## Given exercise
Leave every picture out and write out the records below exactly.

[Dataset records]

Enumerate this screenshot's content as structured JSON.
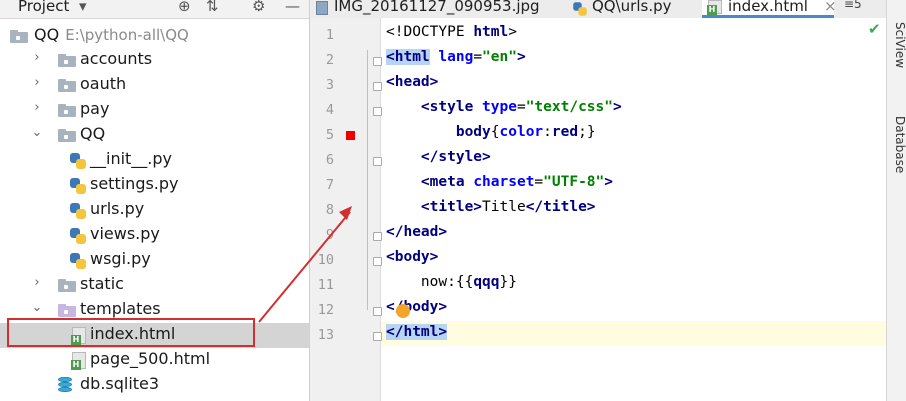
{
  "project_panel": {
    "title": "Project",
    "dropdown_icon": "chevron-down-icon",
    "icons": [
      "target-icon",
      "collapse-icon",
      "gear-icon",
      "hide-icon"
    ],
    "tree": [
      {
        "label": "QQ",
        "path": "E:\\python-all\\QQ",
        "type": "root-folder"
      },
      {
        "label": "accounts",
        "type": "folder",
        "expanded": false
      },
      {
        "label": "oauth",
        "type": "folder",
        "expanded": false
      },
      {
        "label": "pay",
        "type": "folder",
        "expanded": false
      },
      {
        "label": "QQ",
        "type": "folder",
        "expanded": true
      },
      {
        "label": "__init__.py",
        "type": "python-file"
      },
      {
        "label": "settings.py",
        "type": "python-file"
      },
      {
        "label": "urls.py",
        "type": "python-file"
      },
      {
        "label": "views.py",
        "type": "python-file"
      },
      {
        "label": "wsgi.py",
        "type": "python-file"
      },
      {
        "label": "static",
        "type": "folder",
        "expanded": false
      },
      {
        "label": "templates",
        "type": "folder",
        "expanded": true
      },
      {
        "label": "index.html",
        "type": "html-file",
        "selected": true
      },
      {
        "label": "page_500.html",
        "type": "html-file"
      },
      {
        "label": "db.sqlite3",
        "type": "database-file"
      }
    ]
  },
  "tabs": [
    {
      "label": "IMG_20161127_090953.jpg",
      "icon": "image-icon"
    },
    {
      "label": "QQ\\urls.py",
      "icon": "python-icon"
    },
    {
      "label": "index.html",
      "icon": "html-icon",
      "active": true
    }
  ],
  "tab_overflow": "≡5",
  "editor": {
    "lines": [
      {
        "n": "1",
        "tokens": [
          [
            "doc",
            "<!DOCTYPE "
          ],
          [
            "tag",
            "html"
          ],
          [
            "doc",
            ">"
          ]
        ]
      },
      {
        "n": "2",
        "tokens": [
          [
            "tag",
            "<html"
          ],
          [
            "txt",
            " "
          ],
          [
            "attr",
            "lang"
          ],
          [
            "txt",
            "="
          ],
          [
            "str",
            "\"en\""
          ],
          [
            "tag",
            ">"
          ]
        ]
      },
      {
        "n": "3",
        "tokens": [
          [
            "tag",
            "<head>"
          ]
        ]
      },
      {
        "n": "4",
        "tokens": [
          [
            "txt",
            "    "
          ],
          [
            "tag",
            "<style"
          ],
          [
            "txt",
            " "
          ],
          [
            "attr",
            "type"
          ],
          [
            "txt",
            "="
          ],
          [
            "str",
            "\"text/css\""
          ],
          [
            "tag",
            ">"
          ]
        ]
      },
      {
        "n": "5",
        "tokens": [
          [
            "txt",
            "        "
          ],
          [
            "sel",
            "body"
          ],
          [
            "txt",
            "{"
          ],
          [
            "prop",
            "color"
          ],
          [
            "txt",
            ":"
          ],
          [
            "val",
            "red"
          ],
          [
            "txt",
            ";}"
          ]
        ]
      },
      {
        "n": "6",
        "tokens": [
          [
            "txt",
            "    "
          ],
          [
            "tag",
            "</style>"
          ]
        ]
      },
      {
        "n": "7",
        "tokens": [
          [
            "txt",
            "    "
          ],
          [
            "tag",
            "<meta"
          ],
          [
            "txt",
            " "
          ],
          [
            "attr",
            "charset"
          ],
          [
            "txt",
            "="
          ],
          [
            "str",
            "\"UTF-8\""
          ],
          [
            "tag",
            ">"
          ]
        ]
      },
      {
        "n": "8",
        "tokens": [
          [
            "txt",
            "    "
          ],
          [
            "tag",
            "<title>"
          ],
          [
            "txt",
            "Title"
          ],
          [
            "tag",
            "</title>"
          ]
        ]
      },
      {
        "n": "9",
        "tokens": [
          [
            "tag",
            "</head>"
          ]
        ]
      },
      {
        "n": "10",
        "tokens": [
          [
            "tag",
            "<body>"
          ]
        ]
      },
      {
        "n": "11",
        "tokens": [
          [
            "txt",
            "    now:{{"
          ],
          [
            "tpl",
            "qqq"
          ],
          [
            "txt",
            "}}"
          ]
        ]
      },
      {
        "n": "12",
        "tokens": [
          [
            "tag",
            "</body>"
          ]
        ]
      },
      {
        "n": "13",
        "tokens": [
          [
            "tag",
            "</html>"
          ]
        ]
      }
    ]
  },
  "right_strip": {
    "items": [
      "SciView",
      "Database"
    ]
  },
  "colors": {
    "selection_box": "#d32f2f",
    "breakpoint": "#ee0000",
    "active_tab_underline": "#4a88c7"
  }
}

## Final result
Enumerate this screenshot's content as structured JSON.
{
  "project_panel": {
    "title": "Project",
    "dropdown_icon": "chevron-down-icon",
    "icons": [
      "target-icon",
      "collapse-icon",
      "gear-icon",
      "hide-icon"
    ],
    "tree": [
      {
        "label": "QQ",
        "path": "E:\\python-all\\QQ",
        "type": "root-folder"
      },
      {
        "label": "accounts",
        "type": "folder",
        "expanded": false
      },
      {
        "label": "oauth",
        "type": "folder",
        "expanded": false
      },
      {
        "label": "pay",
        "type": "folder",
        "expanded": false
      },
      {
        "label": "QQ",
        "type": "folder",
        "expanded": true
      },
      {
        "label": "__init__.py",
        "type": "python-file"
      },
      {
        "label": "settings.py",
        "type": "python-file"
      },
      {
        "label": "urls.py",
        "type": "python-file"
      },
      {
        "label": "views.py",
        "type": "python-file"
      },
      {
        "label": "wsgi.py",
        "type": "python-file"
      },
      {
        "label": "static",
        "type": "folder",
        "expanded": false
      },
      {
        "label": "templates",
        "type": "folder",
        "expanded": true
      },
      {
        "label": "index.html",
        "type": "html-file",
        "selected": true
      },
      {
        "label": "page_500.html",
        "type": "html-file"
      },
      {
        "label": "db.sqlite3",
        "type": "database-file"
      }
    ]
  },
  "tabs": [
    {
      "label": "IMG_20161127_090953.jpg",
      "icon": "image-icon"
    },
    {
      "label": "QQ\\urls.py",
      "icon": "python-icon"
    },
    {
      "label": "index.html",
      "icon": "html-icon",
      "active": true
    }
  ],
  "tab_overflow": "≡5",
  "editor": {
    "lines": [
      {
        "n": "1",
        "tokens": [
          [
            "doc",
            "<!DOCTYPE "
          ],
          [
            "tag",
            "html"
          ],
          [
            "doc",
            ">"
          ]
        ]
      },
      {
        "n": "2",
        "tokens": [
          [
            "tag",
            "<html"
          ],
          [
            "txt",
            " "
          ],
          [
            "attr",
            "lang"
          ],
          [
            "txt",
            "="
          ],
          [
            "str",
            "\"en\""
          ],
          [
            "tag",
            ">"
          ]
        ]
      },
      {
        "n": "3",
        "tokens": [
          [
            "tag",
            "<head>"
          ]
        ]
      },
      {
        "n": "4",
        "tokens": [
          [
            "txt",
            "    "
          ],
          [
            "tag",
            "<style"
          ],
          [
            "txt",
            " "
          ],
          [
            "attr",
            "type"
          ],
          [
            "txt",
            "="
          ],
          [
            "str",
            "\"text/css\""
          ],
          [
            "tag",
            ">"
          ]
        ]
      },
      {
        "n": "5",
        "tokens": [
          [
            "txt",
            "        "
          ],
          [
            "sel",
            "body"
          ],
          [
            "txt",
            "{"
          ],
          [
            "prop",
            "color"
          ],
          [
            "txt",
            ":"
          ],
          [
            "val",
            "red"
          ],
          [
            "txt",
            ";}"
          ]
        ]
      },
      {
        "n": "6",
        "tokens": [
          [
            "txt",
            "    "
          ],
          [
            "tag",
            "</style>"
          ]
        ]
      },
      {
        "n": "7",
        "tokens": [
          [
            "txt",
            "    "
          ],
          [
            "tag",
            "<meta"
          ],
          [
            "txt",
            " "
          ],
          [
            "attr",
            "charset"
          ],
          [
            "txt",
            "="
          ],
          [
            "str",
            "\"UTF-8\""
          ],
          [
            "tag",
            ">"
          ]
        ]
      },
      {
        "n": "8",
        "tokens": [
          [
            "txt",
            "    "
          ],
          [
            "tag",
            "<title>"
          ],
          [
            "txt",
            "Title"
          ],
          [
            "tag",
            "</title>"
          ]
        ]
      },
      {
        "n": "9",
        "tokens": [
          [
            "tag",
            "</head>"
          ]
        ]
      },
      {
        "n": "10",
        "tokens": [
          [
            "tag",
            "<body>"
          ]
        ]
      },
      {
        "n": "11",
        "tokens": [
          [
            "txt",
            "    now:{{"
          ],
          [
            "tpl",
            "qqq"
          ],
          [
            "txt",
            "}}"
          ]
        ]
      },
      {
        "n": "12",
        "tokens": [
          [
            "tag",
            "</body>"
          ]
        ]
      },
      {
        "n": "13",
        "tokens": [
          [
            "tag",
            "</html>"
          ]
        ]
      }
    ]
  },
  "right_strip": {
    "items": [
      "SciView",
      "Database"
    ]
  },
  "colors": {
    "selection_box": "#d32f2f",
    "breakpoint": "#ee0000",
    "active_tab_underline": "#4a88c7"
  }
}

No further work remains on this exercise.